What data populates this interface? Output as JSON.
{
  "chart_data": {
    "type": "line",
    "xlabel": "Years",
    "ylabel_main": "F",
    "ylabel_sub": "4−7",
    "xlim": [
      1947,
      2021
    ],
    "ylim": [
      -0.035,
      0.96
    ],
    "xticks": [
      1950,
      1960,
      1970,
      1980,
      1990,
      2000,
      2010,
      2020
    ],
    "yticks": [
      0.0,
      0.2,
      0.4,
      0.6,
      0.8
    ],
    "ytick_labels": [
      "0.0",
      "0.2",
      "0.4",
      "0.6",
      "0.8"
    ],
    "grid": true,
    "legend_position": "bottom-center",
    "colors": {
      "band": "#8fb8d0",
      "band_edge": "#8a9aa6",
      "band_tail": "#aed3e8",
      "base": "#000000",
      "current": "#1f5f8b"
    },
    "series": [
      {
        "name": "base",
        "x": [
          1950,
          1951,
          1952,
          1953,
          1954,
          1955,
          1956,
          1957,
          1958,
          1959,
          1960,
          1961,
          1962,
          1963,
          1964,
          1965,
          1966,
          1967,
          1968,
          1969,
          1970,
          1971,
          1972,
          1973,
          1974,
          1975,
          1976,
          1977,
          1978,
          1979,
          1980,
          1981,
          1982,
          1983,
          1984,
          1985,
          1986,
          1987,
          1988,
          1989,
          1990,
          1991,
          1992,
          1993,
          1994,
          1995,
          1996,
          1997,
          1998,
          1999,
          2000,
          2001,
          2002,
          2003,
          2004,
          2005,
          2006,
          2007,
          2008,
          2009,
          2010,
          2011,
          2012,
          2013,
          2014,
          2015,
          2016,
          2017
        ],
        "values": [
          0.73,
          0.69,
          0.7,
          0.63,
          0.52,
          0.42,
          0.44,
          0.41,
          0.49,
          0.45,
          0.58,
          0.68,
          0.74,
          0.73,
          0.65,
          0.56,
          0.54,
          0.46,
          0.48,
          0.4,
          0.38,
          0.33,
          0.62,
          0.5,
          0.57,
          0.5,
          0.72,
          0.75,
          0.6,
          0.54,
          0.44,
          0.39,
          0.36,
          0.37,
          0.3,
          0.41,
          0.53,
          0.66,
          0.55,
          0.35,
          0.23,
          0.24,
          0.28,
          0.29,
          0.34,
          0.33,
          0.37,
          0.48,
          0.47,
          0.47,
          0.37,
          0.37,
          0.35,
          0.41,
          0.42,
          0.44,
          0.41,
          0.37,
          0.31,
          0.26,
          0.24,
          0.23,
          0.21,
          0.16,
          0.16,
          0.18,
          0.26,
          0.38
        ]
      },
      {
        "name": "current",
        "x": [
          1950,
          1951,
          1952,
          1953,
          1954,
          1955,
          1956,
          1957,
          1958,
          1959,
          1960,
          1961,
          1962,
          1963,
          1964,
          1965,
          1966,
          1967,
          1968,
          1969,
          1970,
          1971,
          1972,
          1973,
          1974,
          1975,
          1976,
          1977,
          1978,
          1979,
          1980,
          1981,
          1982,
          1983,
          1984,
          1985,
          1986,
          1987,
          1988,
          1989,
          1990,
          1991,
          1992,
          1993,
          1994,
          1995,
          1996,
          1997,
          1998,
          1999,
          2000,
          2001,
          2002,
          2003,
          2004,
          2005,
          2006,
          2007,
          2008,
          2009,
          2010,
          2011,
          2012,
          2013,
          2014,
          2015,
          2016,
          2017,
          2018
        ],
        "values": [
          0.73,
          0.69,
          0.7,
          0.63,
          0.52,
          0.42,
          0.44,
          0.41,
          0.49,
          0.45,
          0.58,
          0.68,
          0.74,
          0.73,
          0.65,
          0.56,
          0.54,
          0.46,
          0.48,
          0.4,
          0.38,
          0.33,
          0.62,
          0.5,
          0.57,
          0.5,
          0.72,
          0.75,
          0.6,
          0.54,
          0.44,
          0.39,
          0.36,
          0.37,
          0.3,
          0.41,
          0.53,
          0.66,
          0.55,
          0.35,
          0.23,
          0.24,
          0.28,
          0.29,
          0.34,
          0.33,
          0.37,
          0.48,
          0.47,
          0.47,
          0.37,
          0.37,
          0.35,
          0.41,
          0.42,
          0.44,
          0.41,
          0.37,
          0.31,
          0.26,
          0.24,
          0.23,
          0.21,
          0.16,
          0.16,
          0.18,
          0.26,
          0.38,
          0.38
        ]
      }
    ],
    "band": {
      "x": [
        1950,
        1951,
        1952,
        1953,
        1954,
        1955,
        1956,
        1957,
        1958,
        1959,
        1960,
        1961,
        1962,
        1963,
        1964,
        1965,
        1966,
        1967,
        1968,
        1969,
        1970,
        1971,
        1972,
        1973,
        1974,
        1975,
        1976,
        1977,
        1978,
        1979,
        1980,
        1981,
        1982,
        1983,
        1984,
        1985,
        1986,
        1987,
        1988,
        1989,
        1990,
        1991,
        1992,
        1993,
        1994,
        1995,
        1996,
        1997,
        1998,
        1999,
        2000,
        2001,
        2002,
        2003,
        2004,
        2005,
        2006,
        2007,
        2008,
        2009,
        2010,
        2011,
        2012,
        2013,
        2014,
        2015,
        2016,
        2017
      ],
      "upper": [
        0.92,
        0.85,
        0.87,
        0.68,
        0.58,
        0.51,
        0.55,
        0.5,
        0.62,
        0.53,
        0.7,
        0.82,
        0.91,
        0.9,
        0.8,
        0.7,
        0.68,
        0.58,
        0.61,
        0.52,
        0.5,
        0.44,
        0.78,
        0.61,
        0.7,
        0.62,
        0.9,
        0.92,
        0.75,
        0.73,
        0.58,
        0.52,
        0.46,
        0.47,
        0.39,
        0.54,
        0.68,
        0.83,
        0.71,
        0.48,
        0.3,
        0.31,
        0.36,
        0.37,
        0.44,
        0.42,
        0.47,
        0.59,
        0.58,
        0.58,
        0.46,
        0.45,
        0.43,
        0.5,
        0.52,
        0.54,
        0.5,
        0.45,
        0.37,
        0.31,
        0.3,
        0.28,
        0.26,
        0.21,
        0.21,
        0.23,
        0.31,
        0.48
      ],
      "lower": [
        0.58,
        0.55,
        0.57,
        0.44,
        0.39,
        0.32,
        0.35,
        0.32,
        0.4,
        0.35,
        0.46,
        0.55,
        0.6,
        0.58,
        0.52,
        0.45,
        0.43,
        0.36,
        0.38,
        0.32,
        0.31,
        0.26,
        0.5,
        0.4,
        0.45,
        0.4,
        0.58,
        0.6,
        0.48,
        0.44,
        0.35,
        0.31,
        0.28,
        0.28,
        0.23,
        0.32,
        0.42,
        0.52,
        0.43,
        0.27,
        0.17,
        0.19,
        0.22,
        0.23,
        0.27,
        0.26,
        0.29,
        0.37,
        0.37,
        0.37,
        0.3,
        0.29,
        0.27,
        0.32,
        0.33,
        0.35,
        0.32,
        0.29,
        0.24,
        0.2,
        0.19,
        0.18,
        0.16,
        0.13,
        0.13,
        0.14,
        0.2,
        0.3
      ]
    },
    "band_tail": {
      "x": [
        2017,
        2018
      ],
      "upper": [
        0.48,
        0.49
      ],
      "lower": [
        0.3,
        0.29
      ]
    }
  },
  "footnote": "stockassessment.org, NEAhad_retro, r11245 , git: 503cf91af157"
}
########
Direction
Give all the entries again exactly; leave none out.

Answer for this exercise
What data populates this interface? Output as JSON.
{
  "chart_data": {
    "type": "line",
    "xlabel": "Years",
    "ylabel_main": "F",
    "ylabel_sub": "4−7",
    "xlim": [
      1947,
      2021
    ],
    "ylim": [
      -0.035,
      0.96
    ],
    "xticks": [
      1950,
      1960,
      1970,
      1980,
      1990,
      2000,
      2010,
      2020
    ],
    "yticks": [
      0.0,
      0.2,
      0.4,
      0.6,
      0.8
    ],
    "ytick_labels": [
      "0.0",
      "0.2",
      "0.4",
      "0.6",
      "0.8"
    ],
    "grid": true,
    "legend_position": "bottom-center",
    "colors": {
      "band": "#8fb8d0",
      "band_edge": "#8a9aa6",
      "band_tail": "#aed3e8",
      "base": "#000000",
      "current": "#1f5f8b"
    },
    "series": [
      {
        "name": "base",
        "x": [
          1950,
          1951,
          1952,
          1953,
          1954,
          1955,
          1956,
          1957,
          1958,
          1959,
          1960,
          1961,
          1962,
          1963,
          1964,
          1965,
          1966,
          1967,
          1968,
          1969,
          1970,
          1971,
          1972,
          1973,
          1974,
          1975,
          1976,
          1977,
          1978,
          1979,
          1980,
          1981,
          1982,
          1983,
          1984,
          1985,
          1986,
          1987,
          1988,
          1989,
          1990,
          1991,
          1992,
          1993,
          1994,
          1995,
          1996,
          1997,
          1998,
          1999,
          2000,
          2001,
          2002,
          2003,
          2004,
          2005,
          2006,
          2007,
          2008,
          2009,
          2010,
          2011,
          2012,
          2013,
          2014,
          2015,
          2016,
          2017
        ],
        "values": [
          0.73,
          0.69,
          0.7,
          0.63,
          0.52,
          0.42,
          0.44,
          0.41,
          0.49,
          0.45,
          0.58,
          0.68,
          0.74,
          0.73,
          0.65,
          0.56,
          0.54,
          0.46,
          0.48,
          0.4,
          0.38,
          0.33,
          0.62,
          0.5,
          0.57,
          0.5,
          0.72,
          0.75,
          0.6,
          0.54,
          0.44,
          0.39,
          0.36,
          0.37,
          0.3,
          0.41,
          0.53,
          0.66,
          0.55,
          0.35,
          0.23,
          0.24,
          0.28,
          0.29,
          0.34,
          0.33,
          0.37,
          0.48,
          0.47,
          0.47,
          0.37,
          0.37,
          0.35,
          0.41,
          0.42,
          0.44,
          0.41,
          0.37,
          0.31,
          0.26,
          0.24,
          0.23,
          0.21,
          0.16,
          0.16,
          0.18,
          0.26,
          0.38
        ]
      },
      {
        "name": "current",
        "x": [
          1950,
          1951,
          1952,
          1953,
          1954,
          1955,
          1956,
          1957,
          1958,
          1959,
          1960,
          1961,
          1962,
          1963,
          1964,
          1965,
          1966,
          1967,
          1968,
          1969,
          1970,
          1971,
          1972,
          1973,
          1974,
          1975,
          1976,
          1977,
          1978,
          1979,
          1980,
          1981,
          1982,
          1983,
          1984,
          1985,
          1986,
          1987,
          1988,
          1989,
          1990,
          1991,
          1992,
          1993,
          1994,
          1995,
          1996,
          1997,
          1998,
          1999,
          2000,
          2001,
          2002,
          2003,
          2004,
          2005,
          2006,
          2007,
          2008,
          2009,
          2010,
          2011,
          2012,
          2013,
          2014,
          2015,
          2016,
          2017,
          2018
        ],
        "values": [
          0.73,
          0.69,
          0.7,
          0.63,
          0.52,
          0.42,
          0.44,
          0.41,
          0.49,
          0.45,
          0.58,
          0.68,
          0.74,
          0.73,
          0.65,
          0.56,
          0.54,
          0.46,
          0.48,
          0.4,
          0.38,
          0.33,
          0.62,
          0.5,
          0.57,
          0.5,
          0.72,
          0.75,
          0.6,
          0.54,
          0.44,
          0.39,
          0.36,
          0.37,
          0.3,
          0.41,
          0.53,
          0.66,
          0.55,
          0.35,
          0.23,
          0.24,
          0.28,
          0.29,
          0.34,
          0.33,
          0.37,
          0.48,
          0.47,
          0.47,
          0.37,
          0.37,
          0.35,
          0.41,
          0.42,
          0.44,
          0.41,
          0.37,
          0.31,
          0.26,
          0.24,
          0.23,
          0.21,
          0.16,
          0.16,
          0.18,
          0.26,
          0.38,
          0.38
        ]
      }
    ],
    "band": {
      "x": [
        1950,
        1951,
        1952,
        1953,
        1954,
        1955,
        1956,
        1957,
        1958,
        1959,
        1960,
        1961,
        1962,
        1963,
        1964,
        1965,
        1966,
        1967,
        1968,
        1969,
        1970,
        1971,
        1972,
        1973,
        1974,
        1975,
        1976,
        1977,
        1978,
        1979,
        1980,
        1981,
        1982,
        1983,
        1984,
        1985,
        1986,
        1987,
        1988,
        1989,
        1990,
        1991,
        1992,
        1993,
        1994,
        1995,
        1996,
        1997,
        1998,
        1999,
        2000,
        2001,
        2002,
        2003,
        2004,
        2005,
        2006,
        2007,
        2008,
        2009,
        2010,
        2011,
        2012,
        2013,
        2014,
        2015,
        2016,
        2017
      ],
      "upper": [
        0.92,
        0.85,
        0.87,
        0.68,
        0.58,
        0.51,
        0.55,
        0.5,
        0.62,
        0.53,
        0.7,
        0.82,
        0.91,
        0.9,
        0.8,
        0.7,
        0.68,
        0.58,
        0.61,
        0.52,
        0.5,
        0.44,
        0.78,
        0.61,
        0.7,
        0.62,
        0.9,
        0.92,
        0.75,
        0.73,
        0.58,
        0.52,
        0.46,
        0.47,
        0.39,
        0.54,
        0.68,
        0.83,
        0.71,
        0.48,
        0.3,
        0.31,
        0.36,
        0.37,
        0.44,
        0.42,
        0.47,
        0.59,
        0.58,
        0.58,
        0.46,
        0.45,
        0.43,
        0.5,
        0.52,
        0.54,
        0.5,
        0.45,
        0.37,
        0.31,
        0.3,
        0.28,
        0.26,
        0.21,
        0.21,
        0.23,
        0.31,
        0.48
      ],
      "lower": [
        0.58,
        0.55,
        0.57,
        0.44,
        0.39,
        0.32,
        0.35,
        0.32,
        0.4,
        0.35,
        0.46,
        0.55,
        0.6,
        0.58,
        0.52,
        0.45,
        0.43,
        0.36,
        0.38,
        0.32,
        0.31,
        0.26,
        0.5,
        0.4,
        0.45,
        0.4,
        0.58,
        0.6,
        0.48,
        0.44,
        0.35,
        0.31,
        0.28,
        0.28,
        0.23,
        0.32,
        0.42,
        0.52,
        0.43,
        0.27,
        0.17,
        0.19,
        0.22,
        0.23,
        0.27,
        0.26,
        0.29,
        0.37,
        0.37,
        0.37,
        0.3,
        0.29,
        0.27,
        0.32,
        0.33,
        0.35,
        0.32,
        0.29,
        0.24,
        0.2,
        0.19,
        0.18,
        0.16,
        0.13,
        0.13,
        0.14,
        0.2,
        0.3
      ]
    },
    "band_tail": {
      "x": [
        2017,
        2018
      ],
      "upper": [
        0.48,
        0.49
      ],
      "lower": [
        0.3,
        0.29
      ]
    }
  },
  "footnote": "stockassessment.org, NEAhad_retro, r11245 , git: 503cf91af157"
}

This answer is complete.